→ STATED EXERCISE: Go through the material below, count the lines with the word "Отчество", and reply with the count alone.

→ DATASET ROWS:
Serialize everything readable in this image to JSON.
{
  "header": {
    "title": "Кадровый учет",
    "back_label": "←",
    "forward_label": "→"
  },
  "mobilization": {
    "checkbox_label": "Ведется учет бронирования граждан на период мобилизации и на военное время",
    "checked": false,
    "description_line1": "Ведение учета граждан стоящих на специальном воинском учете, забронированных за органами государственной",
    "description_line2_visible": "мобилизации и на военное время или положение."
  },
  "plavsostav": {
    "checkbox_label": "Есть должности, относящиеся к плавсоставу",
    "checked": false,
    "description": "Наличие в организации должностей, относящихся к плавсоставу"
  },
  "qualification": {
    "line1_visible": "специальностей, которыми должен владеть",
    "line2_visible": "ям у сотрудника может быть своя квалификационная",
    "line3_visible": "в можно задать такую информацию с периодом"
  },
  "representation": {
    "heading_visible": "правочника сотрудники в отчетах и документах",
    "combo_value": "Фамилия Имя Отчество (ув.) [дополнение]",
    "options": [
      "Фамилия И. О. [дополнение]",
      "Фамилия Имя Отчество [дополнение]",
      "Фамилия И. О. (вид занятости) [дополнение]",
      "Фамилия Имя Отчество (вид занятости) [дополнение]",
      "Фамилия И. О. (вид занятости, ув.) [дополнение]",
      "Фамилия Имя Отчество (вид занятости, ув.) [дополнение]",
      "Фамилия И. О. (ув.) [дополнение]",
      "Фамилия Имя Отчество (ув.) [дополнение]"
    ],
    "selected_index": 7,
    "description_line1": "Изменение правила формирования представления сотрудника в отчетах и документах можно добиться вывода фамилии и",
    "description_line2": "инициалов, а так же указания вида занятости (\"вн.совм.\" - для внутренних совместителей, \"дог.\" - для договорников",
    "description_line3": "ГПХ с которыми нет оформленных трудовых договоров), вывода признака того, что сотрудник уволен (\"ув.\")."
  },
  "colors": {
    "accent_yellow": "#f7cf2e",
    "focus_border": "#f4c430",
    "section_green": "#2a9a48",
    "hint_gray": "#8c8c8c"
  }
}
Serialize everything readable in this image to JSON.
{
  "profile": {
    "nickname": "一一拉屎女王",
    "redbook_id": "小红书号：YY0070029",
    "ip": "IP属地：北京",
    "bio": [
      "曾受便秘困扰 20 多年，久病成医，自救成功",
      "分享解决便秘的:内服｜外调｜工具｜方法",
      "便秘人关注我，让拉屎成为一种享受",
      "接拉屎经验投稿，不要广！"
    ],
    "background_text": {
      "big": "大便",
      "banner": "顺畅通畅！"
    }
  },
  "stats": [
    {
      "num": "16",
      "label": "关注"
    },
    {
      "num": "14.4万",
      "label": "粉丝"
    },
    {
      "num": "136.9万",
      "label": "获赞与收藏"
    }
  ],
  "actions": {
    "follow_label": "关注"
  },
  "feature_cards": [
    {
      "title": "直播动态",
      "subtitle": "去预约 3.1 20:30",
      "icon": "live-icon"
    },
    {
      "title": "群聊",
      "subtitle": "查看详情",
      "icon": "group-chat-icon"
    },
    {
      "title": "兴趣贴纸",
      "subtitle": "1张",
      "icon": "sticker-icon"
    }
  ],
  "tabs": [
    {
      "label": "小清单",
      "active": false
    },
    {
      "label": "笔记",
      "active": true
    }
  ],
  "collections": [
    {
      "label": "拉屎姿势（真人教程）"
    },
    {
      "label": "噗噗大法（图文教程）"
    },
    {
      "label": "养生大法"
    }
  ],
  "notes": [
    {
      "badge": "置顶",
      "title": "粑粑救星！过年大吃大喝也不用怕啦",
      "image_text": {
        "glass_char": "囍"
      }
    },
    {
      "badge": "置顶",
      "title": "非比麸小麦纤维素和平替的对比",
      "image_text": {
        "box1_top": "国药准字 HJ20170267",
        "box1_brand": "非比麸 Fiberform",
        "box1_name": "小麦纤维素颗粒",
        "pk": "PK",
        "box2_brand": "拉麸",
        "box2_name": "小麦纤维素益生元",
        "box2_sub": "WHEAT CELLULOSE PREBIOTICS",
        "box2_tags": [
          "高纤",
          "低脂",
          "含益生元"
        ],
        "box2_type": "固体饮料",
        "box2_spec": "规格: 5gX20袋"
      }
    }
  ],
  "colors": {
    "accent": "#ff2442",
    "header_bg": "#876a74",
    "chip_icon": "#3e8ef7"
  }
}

→ COMPLETED EXERCISE: 5